-- START OF DATA SUPPLIED --
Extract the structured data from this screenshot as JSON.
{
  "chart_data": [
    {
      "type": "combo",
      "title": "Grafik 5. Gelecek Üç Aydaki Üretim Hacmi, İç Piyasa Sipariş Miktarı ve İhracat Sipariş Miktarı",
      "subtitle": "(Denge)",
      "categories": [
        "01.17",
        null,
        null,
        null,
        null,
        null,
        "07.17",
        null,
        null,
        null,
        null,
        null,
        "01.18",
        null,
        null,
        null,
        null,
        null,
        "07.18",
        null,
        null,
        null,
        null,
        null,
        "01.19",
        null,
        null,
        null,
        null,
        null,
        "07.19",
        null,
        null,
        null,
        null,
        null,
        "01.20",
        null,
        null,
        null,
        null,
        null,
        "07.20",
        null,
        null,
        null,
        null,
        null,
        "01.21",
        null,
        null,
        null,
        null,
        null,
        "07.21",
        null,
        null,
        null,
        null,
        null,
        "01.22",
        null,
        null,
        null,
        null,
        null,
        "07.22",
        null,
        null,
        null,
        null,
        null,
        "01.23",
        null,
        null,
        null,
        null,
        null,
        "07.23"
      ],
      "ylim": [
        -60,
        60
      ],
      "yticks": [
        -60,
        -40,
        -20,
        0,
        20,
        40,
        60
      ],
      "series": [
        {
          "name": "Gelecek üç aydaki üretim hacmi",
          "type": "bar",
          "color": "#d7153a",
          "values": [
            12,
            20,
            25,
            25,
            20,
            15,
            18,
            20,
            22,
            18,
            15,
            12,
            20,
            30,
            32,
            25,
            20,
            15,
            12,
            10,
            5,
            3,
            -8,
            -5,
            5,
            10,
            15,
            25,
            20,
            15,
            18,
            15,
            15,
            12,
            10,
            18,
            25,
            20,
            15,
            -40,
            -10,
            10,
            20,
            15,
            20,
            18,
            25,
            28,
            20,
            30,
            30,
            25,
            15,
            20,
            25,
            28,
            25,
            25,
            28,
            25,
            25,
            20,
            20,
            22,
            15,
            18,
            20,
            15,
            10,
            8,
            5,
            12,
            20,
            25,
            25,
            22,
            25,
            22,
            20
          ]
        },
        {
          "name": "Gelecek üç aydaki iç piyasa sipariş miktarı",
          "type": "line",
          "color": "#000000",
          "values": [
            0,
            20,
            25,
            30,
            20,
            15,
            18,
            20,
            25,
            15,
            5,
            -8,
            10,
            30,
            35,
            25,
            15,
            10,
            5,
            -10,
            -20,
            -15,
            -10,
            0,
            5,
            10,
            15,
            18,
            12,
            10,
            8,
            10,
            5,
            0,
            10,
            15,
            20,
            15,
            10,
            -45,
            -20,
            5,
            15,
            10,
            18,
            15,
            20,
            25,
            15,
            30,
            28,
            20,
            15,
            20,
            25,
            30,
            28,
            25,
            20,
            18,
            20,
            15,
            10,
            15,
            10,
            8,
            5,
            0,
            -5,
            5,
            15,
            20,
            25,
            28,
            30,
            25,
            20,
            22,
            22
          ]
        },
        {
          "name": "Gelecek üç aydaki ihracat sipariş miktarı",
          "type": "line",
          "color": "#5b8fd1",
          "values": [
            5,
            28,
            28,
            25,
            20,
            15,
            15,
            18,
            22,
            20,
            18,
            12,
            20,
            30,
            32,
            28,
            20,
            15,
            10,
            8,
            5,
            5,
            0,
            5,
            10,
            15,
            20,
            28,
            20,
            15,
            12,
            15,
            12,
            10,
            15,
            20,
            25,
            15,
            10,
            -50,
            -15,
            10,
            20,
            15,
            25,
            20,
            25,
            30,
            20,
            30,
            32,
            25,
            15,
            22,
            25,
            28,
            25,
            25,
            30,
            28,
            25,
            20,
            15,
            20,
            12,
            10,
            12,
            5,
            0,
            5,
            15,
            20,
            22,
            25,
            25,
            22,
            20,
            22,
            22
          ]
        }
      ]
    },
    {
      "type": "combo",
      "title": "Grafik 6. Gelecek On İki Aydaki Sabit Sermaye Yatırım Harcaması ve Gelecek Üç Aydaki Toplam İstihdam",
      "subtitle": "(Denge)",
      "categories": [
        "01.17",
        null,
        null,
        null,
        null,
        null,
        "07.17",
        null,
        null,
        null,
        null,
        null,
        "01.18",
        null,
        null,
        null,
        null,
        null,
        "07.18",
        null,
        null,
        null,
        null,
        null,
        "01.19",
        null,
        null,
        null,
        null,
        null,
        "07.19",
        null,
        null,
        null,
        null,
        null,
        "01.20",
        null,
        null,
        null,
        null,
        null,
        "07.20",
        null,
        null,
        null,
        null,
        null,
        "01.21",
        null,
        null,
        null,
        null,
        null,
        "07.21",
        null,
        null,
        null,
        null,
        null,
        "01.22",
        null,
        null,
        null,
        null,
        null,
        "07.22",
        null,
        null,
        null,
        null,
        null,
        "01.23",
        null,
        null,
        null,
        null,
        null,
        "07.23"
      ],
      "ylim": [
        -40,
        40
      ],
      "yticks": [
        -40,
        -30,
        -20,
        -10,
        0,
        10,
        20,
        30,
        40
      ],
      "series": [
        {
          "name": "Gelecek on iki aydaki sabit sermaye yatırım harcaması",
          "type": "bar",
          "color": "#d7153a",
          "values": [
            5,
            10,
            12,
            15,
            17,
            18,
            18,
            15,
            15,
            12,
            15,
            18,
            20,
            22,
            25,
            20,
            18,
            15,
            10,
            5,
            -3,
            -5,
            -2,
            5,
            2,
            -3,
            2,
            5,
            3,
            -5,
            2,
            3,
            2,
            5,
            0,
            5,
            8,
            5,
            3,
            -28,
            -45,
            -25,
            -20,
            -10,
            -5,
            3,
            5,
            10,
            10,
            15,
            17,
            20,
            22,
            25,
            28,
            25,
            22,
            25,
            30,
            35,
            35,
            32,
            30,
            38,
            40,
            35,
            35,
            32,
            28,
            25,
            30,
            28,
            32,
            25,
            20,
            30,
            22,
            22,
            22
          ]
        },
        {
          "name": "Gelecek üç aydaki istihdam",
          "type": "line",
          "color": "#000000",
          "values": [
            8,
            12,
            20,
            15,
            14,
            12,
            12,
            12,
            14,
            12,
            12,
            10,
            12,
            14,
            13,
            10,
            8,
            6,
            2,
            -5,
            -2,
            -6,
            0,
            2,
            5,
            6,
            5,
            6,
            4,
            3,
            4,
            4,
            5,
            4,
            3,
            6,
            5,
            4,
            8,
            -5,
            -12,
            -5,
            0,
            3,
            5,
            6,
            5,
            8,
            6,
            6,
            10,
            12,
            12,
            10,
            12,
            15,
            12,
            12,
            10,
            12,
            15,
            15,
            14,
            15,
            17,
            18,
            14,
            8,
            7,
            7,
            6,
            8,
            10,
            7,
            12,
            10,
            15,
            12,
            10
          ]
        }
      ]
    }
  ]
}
-- END OF DATA SUPPLIED --
Word for word, write out the data.

Extract the structured data from this screenshot as JSON.
{
  "chart_data": [
    {
      "type": "combo",
      "title": "Grafik 5. Gelecek Üç Aydaki Üretim Hacmi, İç Piyasa Sipariş Miktarı ve İhracat Sipariş Miktarı",
      "subtitle": "(Denge)",
      "categories": [
        "01.17",
        null,
        null,
        null,
        null,
        null,
        "07.17",
        null,
        null,
        null,
        null,
        null,
        "01.18",
        null,
        null,
        null,
        null,
        null,
        "07.18",
        null,
        null,
        null,
        null,
        null,
        "01.19",
        null,
        null,
        null,
        null,
        null,
        "07.19",
        null,
        null,
        null,
        null,
        null,
        "01.20",
        null,
        null,
        null,
        null,
        null,
        "07.20",
        null,
        null,
        null,
        null,
        null,
        "01.21",
        null,
        null,
        null,
        null,
        null,
        "07.21",
        null,
        null,
        null,
        null,
        null,
        "01.22",
        null,
        null,
        null,
        null,
        null,
        "07.22",
        null,
        null,
        null,
        null,
        null,
        "01.23",
        null,
        null,
        null,
        null,
        null,
        "07.23"
      ],
      "ylim": [
        -60,
        60
      ],
      "yticks": [
        -60,
        -40,
        -20,
        0,
        20,
        40,
        60
      ],
      "series": [
        {
          "name": "Gelecek üç aydaki üretim hacmi",
          "type": "bar",
          "color": "#d7153a",
          "values": [
            12,
            20,
            25,
            25,
            20,
            15,
            18,
            20,
            22,
            18,
            15,
            12,
            20,
            30,
            32,
            25,
            20,
            15,
            12,
            10,
            5,
            3,
            -8,
            -5,
            5,
            10,
            15,
            25,
            20,
            15,
            18,
            15,
            15,
            12,
            10,
            18,
            25,
            20,
            15,
            -40,
            -10,
            10,
            20,
            15,
            20,
            18,
            25,
            28,
            20,
            30,
            30,
            25,
            15,
            20,
            25,
            28,
            25,
            25,
            28,
            25,
            25,
            20,
            20,
            22,
            15,
            18,
            20,
            15,
            10,
            8,
            5,
            12,
            20,
            25,
            25,
            22,
            25,
            22,
            20
          ]
        },
        {
          "name": "Gelecek üç aydaki iç piyasa sipariş miktarı",
          "type": "line",
          "color": "#000000",
          "values": [
            0,
            20,
            25,
            30,
            20,
            15,
            18,
            20,
            25,
            15,
            5,
            -8,
            10,
            30,
            35,
            25,
            15,
            10,
            5,
            -10,
            -20,
            -15,
            -10,
            0,
            5,
            10,
            15,
            18,
            12,
            10,
            8,
            10,
            5,
            0,
            10,
            15,
            20,
            15,
            10,
            -45,
            -20,
            5,
            15,
            10,
            18,
            15,
            20,
            25,
            15,
            30,
            28,
            20,
            15,
            20,
            25,
            30,
            28,
            25,
            20,
            18,
            20,
            15,
            10,
            15,
            10,
            8,
            5,
            0,
            -5,
            5,
            15,
            20,
            25,
            28,
            30,
            25,
            20,
            22,
            22
          ]
        },
        {
          "name": "Gelecek üç aydaki ihracat sipariş miktarı",
          "type": "line",
          "color": "#5b8fd1",
          "values": [
            5,
            28,
            28,
            25,
            20,
            15,
            15,
            18,
            22,
            20,
            18,
            12,
            20,
            30,
            32,
            28,
            20,
            15,
            10,
            8,
            5,
            5,
            0,
            5,
            10,
            15,
            20,
            28,
            20,
            15,
            12,
            15,
            12,
            10,
            15,
            20,
            25,
            15,
            10,
            -50,
            -15,
            10,
            20,
            15,
            25,
            20,
            25,
            30,
            20,
            30,
            32,
            25,
            15,
            22,
            25,
            28,
            25,
            25,
            30,
            28,
            25,
            20,
            15,
            20,
            12,
            10,
            12,
            5,
            0,
            5,
            15,
            20,
            22,
            25,
            25,
            22,
            20,
            22,
            22
          ]
        }
      ]
    },
    {
      "type": "combo",
      "title": "Grafik 6. Gelecek On İki Aydaki Sabit Sermaye Yatırım Harcaması ve Gelecek Üç Aydaki Toplam İstihdam",
      "subtitle": "(Denge)",
      "categories": [
        "01.17",
        null,
        null,
        null,
        null,
        null,
        "07.17",
        null,
        null,
        null,
        null,
        null,
        "01.18",
        null,
        null,
        null,
        null,
        null,
        "07.18",
        null,
        null,
        null,
        null,
        null,
        "01.19",
        null,
        null,
        null,
        null,
        null,
        "07.19",
        null,
        null,
        null,
        null,
        null,
        "01.20",
        null,
        null,
        null,
        null,
        null,
        "07.20",
        null,
        null,
        null,
        null,
        null,
        "01.21",
        null,
        null,
        null,
        null,
        null,
        "07.21",
        null,
        null,
        null,
        null,
        null,
        "01.22",
        null,
        null,
        null,
        null,
        null,
        "07.22",
        null,
        null,
        null,
        null,
        null,
        "01.23",
        null,
        null,
        null,
        null,
        null,
        "07.23"
      ],
      "ylim": [
        -40,
        40
      ],
      "yticks": [
        -40,
        -30,
        -20,
        -10,
        0,
        10,
        20,
        30,
        40
      ],
      "series": [
        {
          "name": "Gelecek on iki aydaki sabit sermaye yatırım harcaması",
          "type": "bar",
          "color": "#d7153a",
          "values": [
            5,
            10,
            12,
            15,
            17,
            18,
            18,
            15,
            15,
            12,
            15,
            18,
            20,
            22,
            25,
            20,
            18,
            15,
            10,
            5,
            -3,
            -5,
            -2,
            5,
            2,
            -3,
            2,
            5,
            3,
            -5,
            2,
            3,
            2,
            5,
            0,
            5,
            8,
            5,
            3,
            -28,
            -45,
            -25,
            -20,
            -10,
            -5,
            3,
            5,
            10,
            10,
            15,
            17,
            20,
            22,
            25,
            28,
            25,
            22,
            25,
            30,
            35,
            35,
            32,
            30,
            38,
            40,
            35,
            35,
            32,
            28,
            25,
            30,
            28,
            32,
            25,
            20,
            30,
            22,
            22,
            22
          ]
        },
        {
          "name": "Gelecek üç aydaki istihdam",
          "type": "line",
          "color": "#000000",
          "values": [
            8,
            12,
            20,
            15,
            14,
            12,
            12,
            12,
            14,
            12,
            12,
            10,
            12,
            14,
            13,
            10,
            8,
            6,
            2,
            -5,
            -2,
            -6,
            0,
            2,
            5,
            6,
            5,
            6,
            4,
            3,
            4,
            4,
            5,
            4,
            3,
            6,
            5,
            4,
            8,
            -5,
            -12,
            -5,
            0,
            3,
            5,
            6,
            5,
            8,
            6,
            6,
            10,
            12,
            12,
            10,
            12,
            15,
            12,
            12,
            10,
            12,
            15,
            15,
            14,
            15,
            17,
            18,
            14,
            8,
            7,
            7,
            6,
            8,
            10,
            7,
            12,
            10,
            15,
            12,
            10
          ]
        }
      ]
    }
  ]
}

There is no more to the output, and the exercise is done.